--- Materials provided ---

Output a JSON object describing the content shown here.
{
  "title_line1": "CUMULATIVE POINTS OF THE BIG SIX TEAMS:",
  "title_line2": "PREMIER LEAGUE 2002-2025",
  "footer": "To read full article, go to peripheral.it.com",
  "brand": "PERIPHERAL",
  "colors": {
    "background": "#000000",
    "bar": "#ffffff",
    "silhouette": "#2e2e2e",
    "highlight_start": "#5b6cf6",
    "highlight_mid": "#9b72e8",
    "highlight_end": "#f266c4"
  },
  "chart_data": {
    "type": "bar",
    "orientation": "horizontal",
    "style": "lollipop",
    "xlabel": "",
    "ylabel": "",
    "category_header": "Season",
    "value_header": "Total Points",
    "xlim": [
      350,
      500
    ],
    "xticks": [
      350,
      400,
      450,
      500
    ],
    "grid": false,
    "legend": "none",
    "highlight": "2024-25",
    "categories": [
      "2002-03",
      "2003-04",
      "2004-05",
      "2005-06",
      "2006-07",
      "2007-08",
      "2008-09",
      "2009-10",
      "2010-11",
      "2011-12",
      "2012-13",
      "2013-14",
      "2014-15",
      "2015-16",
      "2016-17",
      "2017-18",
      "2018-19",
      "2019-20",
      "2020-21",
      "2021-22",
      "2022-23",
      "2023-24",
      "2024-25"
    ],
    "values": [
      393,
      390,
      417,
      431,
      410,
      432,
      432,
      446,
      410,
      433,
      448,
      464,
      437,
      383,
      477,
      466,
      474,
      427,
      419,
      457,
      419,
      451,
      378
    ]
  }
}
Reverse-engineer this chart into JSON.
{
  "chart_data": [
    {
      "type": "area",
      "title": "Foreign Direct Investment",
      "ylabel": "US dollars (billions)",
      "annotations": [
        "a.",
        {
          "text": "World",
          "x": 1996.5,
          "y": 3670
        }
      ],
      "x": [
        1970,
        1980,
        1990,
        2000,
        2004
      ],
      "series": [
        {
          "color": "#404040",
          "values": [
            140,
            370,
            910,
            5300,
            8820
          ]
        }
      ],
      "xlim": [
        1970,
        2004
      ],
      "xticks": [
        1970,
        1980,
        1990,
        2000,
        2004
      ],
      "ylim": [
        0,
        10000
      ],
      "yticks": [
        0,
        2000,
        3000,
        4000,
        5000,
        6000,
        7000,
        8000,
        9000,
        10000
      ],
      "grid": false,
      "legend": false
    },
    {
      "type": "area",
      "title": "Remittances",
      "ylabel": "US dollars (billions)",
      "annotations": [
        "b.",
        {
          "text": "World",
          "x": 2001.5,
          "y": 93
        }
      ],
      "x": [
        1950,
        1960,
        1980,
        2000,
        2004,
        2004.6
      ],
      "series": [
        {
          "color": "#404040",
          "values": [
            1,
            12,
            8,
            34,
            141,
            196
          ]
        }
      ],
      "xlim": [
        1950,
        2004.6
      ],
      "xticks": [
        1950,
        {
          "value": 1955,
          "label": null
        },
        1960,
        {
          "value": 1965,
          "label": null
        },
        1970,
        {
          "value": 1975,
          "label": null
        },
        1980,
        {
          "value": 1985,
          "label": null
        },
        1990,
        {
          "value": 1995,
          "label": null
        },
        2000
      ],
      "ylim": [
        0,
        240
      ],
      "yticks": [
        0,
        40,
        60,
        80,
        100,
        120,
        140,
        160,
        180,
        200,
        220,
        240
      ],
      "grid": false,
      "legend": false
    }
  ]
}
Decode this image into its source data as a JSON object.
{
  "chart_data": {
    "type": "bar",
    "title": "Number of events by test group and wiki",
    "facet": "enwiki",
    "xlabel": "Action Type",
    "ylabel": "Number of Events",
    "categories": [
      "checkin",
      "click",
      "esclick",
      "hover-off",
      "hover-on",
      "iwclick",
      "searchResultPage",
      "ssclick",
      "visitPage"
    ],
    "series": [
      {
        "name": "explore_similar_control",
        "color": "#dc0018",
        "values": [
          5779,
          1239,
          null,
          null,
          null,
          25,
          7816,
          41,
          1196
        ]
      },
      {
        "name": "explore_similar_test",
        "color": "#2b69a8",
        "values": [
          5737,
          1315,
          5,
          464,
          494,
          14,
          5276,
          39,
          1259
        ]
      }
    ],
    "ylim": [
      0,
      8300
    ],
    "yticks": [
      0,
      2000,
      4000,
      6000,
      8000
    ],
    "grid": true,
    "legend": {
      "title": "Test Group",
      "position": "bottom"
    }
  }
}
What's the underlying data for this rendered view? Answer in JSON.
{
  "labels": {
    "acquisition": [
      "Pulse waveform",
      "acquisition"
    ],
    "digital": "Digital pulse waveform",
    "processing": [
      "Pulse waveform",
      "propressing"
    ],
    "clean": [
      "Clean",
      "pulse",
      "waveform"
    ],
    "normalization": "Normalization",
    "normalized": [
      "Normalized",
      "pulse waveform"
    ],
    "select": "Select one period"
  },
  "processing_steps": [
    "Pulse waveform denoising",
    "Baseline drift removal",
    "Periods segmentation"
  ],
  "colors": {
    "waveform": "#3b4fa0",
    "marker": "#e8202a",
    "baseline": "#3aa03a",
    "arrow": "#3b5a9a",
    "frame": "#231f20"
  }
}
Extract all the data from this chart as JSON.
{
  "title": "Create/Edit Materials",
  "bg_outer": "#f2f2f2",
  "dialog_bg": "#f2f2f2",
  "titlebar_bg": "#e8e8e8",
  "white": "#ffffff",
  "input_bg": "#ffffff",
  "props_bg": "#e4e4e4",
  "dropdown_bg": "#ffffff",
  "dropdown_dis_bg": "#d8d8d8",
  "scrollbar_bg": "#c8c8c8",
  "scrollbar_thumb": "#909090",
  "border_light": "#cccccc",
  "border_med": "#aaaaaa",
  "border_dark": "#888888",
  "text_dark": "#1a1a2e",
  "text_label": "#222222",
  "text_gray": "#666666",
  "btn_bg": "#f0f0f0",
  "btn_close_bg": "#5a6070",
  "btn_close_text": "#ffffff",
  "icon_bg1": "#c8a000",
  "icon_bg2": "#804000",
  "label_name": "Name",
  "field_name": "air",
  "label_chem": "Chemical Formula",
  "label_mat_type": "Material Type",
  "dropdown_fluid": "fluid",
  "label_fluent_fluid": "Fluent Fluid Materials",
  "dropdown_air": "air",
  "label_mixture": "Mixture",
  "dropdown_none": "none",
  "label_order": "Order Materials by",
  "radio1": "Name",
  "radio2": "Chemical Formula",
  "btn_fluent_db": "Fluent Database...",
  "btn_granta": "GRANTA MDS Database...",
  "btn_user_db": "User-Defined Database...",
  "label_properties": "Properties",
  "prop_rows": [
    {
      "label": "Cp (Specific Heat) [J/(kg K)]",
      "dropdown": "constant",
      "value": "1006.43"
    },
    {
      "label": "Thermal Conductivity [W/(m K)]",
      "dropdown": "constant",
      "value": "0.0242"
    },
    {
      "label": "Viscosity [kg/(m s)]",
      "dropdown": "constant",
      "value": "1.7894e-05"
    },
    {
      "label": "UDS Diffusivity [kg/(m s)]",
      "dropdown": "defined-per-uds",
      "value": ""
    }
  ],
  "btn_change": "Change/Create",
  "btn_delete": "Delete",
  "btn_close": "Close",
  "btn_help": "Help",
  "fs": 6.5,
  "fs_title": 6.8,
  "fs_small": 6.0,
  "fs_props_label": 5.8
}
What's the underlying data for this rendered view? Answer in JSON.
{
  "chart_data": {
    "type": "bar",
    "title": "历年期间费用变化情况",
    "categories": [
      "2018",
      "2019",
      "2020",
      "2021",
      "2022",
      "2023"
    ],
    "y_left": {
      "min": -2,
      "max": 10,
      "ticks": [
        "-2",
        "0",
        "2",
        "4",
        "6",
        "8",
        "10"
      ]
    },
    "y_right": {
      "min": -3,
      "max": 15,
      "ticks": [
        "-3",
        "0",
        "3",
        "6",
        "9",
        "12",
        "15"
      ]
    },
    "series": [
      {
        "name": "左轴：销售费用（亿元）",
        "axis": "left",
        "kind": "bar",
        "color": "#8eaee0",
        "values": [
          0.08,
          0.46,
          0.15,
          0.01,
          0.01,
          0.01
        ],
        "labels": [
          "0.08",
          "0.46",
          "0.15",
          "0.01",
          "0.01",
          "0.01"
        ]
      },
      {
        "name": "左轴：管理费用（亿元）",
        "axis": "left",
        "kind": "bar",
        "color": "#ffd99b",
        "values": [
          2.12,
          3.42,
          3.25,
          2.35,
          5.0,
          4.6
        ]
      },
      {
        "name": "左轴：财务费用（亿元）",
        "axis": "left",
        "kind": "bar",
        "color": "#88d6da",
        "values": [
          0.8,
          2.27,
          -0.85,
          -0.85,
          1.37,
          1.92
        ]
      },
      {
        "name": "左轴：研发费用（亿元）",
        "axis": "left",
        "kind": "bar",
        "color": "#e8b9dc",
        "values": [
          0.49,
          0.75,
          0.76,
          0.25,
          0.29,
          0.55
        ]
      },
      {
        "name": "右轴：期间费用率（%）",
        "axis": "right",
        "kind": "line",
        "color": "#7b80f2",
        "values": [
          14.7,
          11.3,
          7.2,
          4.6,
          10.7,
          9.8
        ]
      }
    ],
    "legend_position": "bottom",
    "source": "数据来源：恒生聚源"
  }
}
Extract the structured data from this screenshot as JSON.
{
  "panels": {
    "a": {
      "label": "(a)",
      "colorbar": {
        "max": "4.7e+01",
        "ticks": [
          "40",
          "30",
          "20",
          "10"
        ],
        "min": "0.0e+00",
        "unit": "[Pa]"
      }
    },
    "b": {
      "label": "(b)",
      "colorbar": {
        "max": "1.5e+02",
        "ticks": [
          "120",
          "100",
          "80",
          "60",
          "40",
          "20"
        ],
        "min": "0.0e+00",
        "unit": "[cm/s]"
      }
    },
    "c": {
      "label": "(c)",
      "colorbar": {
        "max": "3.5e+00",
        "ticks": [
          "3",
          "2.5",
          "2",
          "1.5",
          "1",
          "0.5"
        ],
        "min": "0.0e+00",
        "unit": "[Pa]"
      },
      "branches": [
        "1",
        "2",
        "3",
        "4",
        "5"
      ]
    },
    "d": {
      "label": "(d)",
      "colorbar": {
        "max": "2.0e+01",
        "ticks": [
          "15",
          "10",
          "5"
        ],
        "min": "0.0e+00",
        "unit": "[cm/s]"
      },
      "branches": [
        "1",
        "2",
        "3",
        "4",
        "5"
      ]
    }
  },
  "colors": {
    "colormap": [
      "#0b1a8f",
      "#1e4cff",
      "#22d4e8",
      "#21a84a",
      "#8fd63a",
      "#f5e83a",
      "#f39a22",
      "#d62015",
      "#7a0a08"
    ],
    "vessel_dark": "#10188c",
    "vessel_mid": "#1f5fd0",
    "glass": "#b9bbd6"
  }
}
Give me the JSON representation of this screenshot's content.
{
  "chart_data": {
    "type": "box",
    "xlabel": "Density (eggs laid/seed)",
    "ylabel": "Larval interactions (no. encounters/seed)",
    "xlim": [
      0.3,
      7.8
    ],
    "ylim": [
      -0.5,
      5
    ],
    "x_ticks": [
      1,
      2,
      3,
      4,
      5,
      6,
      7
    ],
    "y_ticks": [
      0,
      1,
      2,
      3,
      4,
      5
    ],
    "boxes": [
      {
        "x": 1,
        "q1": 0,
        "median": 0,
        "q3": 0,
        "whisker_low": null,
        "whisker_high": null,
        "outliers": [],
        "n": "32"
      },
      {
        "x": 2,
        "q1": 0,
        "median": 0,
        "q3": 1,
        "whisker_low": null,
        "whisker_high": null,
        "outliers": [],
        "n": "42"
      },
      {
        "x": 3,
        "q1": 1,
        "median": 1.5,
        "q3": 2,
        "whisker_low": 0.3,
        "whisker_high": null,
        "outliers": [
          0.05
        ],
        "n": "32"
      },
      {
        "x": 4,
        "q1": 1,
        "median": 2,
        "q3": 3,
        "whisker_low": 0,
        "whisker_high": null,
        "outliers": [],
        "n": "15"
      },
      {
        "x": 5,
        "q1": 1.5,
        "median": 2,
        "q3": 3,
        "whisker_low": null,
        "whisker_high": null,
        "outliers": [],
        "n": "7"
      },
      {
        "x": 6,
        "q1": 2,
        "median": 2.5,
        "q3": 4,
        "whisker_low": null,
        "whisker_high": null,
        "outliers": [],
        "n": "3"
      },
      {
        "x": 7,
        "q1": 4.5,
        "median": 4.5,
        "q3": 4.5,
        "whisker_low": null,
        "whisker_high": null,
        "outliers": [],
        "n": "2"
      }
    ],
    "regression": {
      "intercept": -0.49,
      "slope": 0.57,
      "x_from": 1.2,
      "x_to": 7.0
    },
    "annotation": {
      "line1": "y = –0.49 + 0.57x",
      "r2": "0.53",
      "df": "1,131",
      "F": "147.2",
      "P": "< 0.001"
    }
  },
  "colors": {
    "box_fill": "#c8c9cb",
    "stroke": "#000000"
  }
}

---

• [What is required] Check each line of the entries above for the word "content". List the ones that have it.

• [Complete answer]
Output a JSON object describing the content shown here.
Give me the JSON representation of this screenshot's content.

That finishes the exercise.